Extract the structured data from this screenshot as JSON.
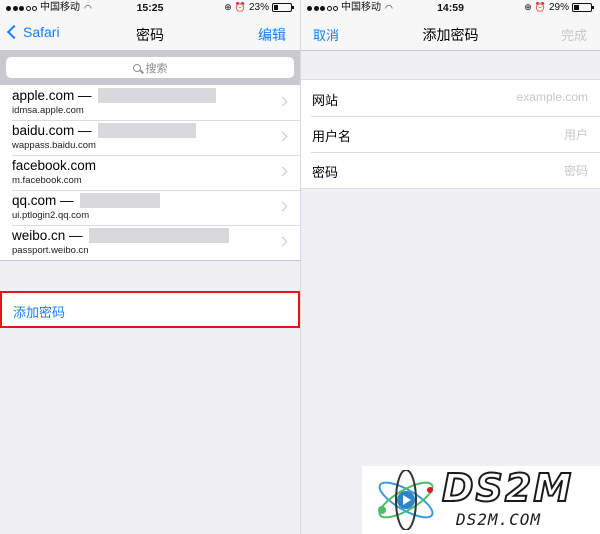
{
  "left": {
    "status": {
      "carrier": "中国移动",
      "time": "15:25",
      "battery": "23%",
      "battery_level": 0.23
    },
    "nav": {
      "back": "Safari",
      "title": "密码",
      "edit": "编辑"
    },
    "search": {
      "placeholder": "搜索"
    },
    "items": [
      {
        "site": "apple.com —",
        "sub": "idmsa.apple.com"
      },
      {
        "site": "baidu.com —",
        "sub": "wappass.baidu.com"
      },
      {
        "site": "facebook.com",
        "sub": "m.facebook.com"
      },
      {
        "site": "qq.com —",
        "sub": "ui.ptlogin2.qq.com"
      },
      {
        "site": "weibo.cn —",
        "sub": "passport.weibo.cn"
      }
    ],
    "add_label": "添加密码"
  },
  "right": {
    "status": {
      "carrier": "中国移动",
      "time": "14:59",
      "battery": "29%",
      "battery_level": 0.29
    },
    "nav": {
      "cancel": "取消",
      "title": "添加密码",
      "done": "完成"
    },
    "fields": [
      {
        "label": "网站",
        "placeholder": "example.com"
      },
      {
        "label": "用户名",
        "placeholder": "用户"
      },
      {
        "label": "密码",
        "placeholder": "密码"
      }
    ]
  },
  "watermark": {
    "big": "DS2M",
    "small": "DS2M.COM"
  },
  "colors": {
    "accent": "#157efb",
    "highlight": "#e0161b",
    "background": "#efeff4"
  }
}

==

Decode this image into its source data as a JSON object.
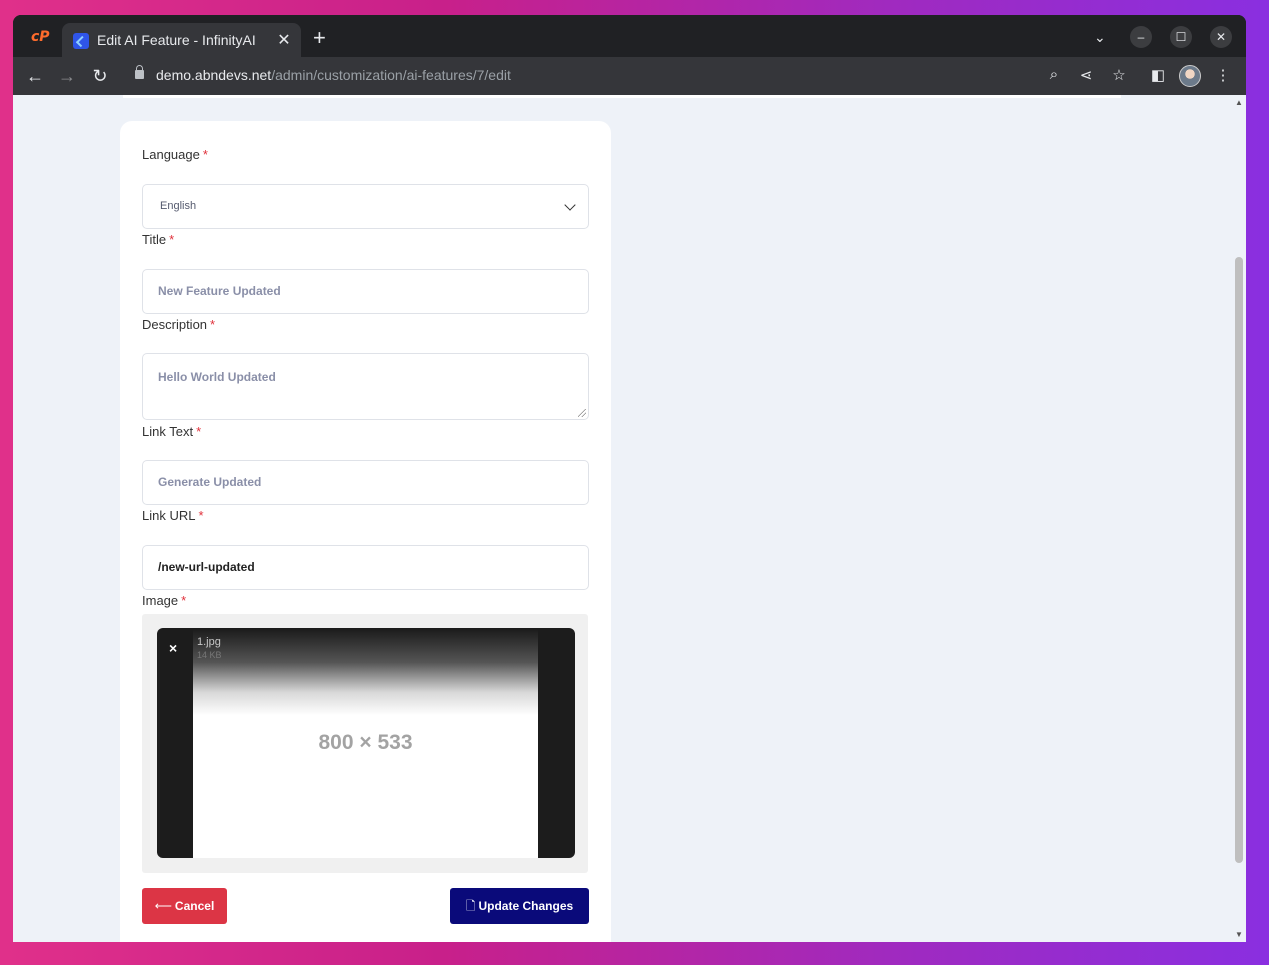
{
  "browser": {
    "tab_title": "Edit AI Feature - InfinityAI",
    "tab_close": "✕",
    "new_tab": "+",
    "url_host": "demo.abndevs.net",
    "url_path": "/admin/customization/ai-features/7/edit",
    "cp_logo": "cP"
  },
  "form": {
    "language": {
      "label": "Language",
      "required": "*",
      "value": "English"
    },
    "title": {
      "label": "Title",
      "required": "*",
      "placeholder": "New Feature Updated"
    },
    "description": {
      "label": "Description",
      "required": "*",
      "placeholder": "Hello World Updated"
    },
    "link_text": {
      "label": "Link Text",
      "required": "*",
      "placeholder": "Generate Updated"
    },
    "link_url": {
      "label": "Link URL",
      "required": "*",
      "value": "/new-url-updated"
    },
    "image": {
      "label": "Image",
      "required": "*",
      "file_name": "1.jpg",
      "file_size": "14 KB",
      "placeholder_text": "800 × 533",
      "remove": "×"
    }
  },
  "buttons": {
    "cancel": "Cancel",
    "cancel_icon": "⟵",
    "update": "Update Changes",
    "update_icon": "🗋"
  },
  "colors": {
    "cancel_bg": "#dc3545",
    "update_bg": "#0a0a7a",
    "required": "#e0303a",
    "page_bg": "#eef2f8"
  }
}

--

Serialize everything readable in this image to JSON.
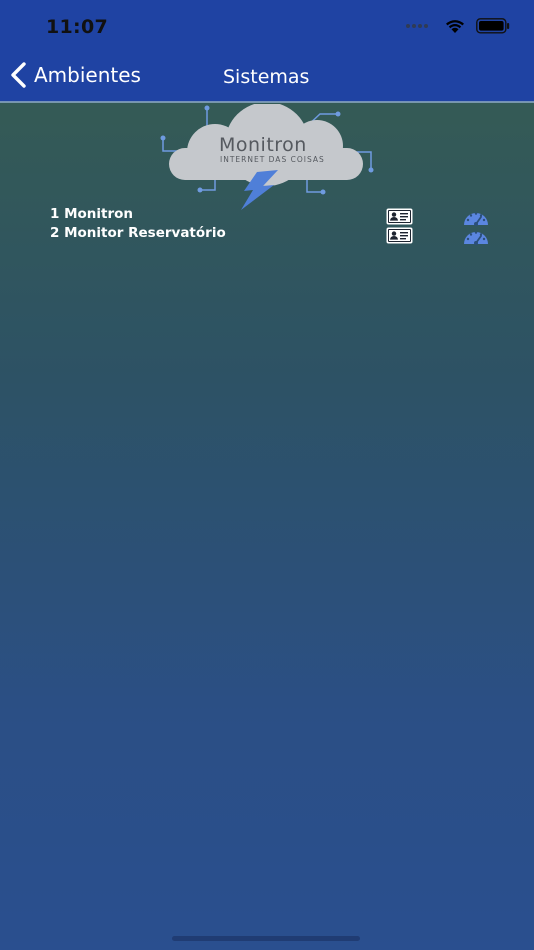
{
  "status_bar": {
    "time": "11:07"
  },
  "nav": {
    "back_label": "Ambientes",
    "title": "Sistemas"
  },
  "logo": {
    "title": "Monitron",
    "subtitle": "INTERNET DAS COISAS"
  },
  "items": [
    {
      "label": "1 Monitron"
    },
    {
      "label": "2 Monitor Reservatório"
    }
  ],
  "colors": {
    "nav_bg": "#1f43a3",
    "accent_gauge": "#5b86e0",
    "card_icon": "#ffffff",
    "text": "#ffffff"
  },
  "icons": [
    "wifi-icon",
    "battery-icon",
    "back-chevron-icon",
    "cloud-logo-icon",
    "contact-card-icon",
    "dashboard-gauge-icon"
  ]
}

**WHAT TO PRODUCE:** Check each line of the records for "data" and copy the ones that contain it.

**FINISHED ANSWER:**
Extract the structured data from this screenshot as JSON.
Decode this image into its source data as a JSON object.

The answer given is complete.